| Source data |
= = = = =

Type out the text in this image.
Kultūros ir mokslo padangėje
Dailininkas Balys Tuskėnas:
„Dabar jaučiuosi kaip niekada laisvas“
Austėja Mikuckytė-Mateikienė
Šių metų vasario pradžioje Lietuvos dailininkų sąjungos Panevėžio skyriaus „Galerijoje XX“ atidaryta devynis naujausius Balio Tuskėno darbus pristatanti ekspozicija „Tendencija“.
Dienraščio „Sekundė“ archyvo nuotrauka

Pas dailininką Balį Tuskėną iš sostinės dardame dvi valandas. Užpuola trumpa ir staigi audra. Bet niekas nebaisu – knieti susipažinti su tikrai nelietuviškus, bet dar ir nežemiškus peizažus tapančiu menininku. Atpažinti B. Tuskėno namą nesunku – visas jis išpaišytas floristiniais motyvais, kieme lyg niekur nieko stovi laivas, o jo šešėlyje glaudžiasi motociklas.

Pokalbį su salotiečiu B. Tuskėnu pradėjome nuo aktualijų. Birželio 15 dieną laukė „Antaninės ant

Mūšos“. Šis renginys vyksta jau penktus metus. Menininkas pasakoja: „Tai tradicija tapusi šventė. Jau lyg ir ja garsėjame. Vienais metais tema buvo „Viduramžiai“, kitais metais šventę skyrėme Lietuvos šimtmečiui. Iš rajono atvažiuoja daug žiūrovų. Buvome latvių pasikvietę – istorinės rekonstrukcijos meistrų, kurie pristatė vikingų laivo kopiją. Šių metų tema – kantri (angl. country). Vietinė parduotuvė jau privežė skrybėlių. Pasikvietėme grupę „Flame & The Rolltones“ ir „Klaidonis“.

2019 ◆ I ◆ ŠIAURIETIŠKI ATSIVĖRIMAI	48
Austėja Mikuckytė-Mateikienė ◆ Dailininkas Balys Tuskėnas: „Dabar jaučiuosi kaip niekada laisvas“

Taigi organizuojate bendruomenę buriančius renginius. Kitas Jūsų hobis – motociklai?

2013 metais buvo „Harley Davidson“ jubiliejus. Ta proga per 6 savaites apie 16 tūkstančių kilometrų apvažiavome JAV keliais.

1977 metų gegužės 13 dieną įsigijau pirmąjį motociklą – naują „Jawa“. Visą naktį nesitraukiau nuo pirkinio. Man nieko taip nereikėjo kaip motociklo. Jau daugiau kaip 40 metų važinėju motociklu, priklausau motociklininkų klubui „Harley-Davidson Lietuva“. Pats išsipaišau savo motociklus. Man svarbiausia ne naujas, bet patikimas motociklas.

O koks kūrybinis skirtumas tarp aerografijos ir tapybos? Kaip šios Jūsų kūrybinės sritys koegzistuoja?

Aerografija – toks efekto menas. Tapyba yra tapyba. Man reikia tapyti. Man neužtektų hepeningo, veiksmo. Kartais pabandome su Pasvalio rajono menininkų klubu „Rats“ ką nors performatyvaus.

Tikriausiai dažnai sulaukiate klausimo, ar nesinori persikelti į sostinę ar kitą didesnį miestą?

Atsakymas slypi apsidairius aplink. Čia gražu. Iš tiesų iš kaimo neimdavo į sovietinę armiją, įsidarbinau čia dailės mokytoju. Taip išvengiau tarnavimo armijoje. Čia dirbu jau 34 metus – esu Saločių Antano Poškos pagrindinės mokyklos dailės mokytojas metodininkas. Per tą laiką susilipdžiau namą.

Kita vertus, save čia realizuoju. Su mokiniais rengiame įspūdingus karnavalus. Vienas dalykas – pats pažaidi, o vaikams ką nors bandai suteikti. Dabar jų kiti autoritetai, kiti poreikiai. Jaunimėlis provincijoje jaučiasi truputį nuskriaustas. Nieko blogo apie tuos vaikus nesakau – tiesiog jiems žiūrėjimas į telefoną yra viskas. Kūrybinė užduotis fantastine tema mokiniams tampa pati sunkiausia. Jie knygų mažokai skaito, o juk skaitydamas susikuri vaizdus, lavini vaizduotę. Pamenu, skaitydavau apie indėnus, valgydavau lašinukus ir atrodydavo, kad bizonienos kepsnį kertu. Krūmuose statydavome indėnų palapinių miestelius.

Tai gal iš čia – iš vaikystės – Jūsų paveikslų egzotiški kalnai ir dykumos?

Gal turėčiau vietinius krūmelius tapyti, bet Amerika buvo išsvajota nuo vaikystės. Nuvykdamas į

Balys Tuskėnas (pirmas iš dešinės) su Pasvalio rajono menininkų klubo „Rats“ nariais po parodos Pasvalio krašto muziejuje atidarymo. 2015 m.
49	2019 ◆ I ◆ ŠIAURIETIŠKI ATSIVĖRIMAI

= = = = =

| Exercise requirements |
Pull out each line of the entries that contains "Jūsų".

| Exercise response |
Taigi organizuojate bendruomenę buriančius renginius. Kitas Jūsų hobis – motociklai?
O koks kūrybinis skirtumas tarp aerografijos ir tapybos? Kaip šios Jūsų kūrybinės sritys koegzistuoja?
Tai gal iš čia – iš vaikystės – Jūsų paveikslų egzotiški kalnai ir dykumos?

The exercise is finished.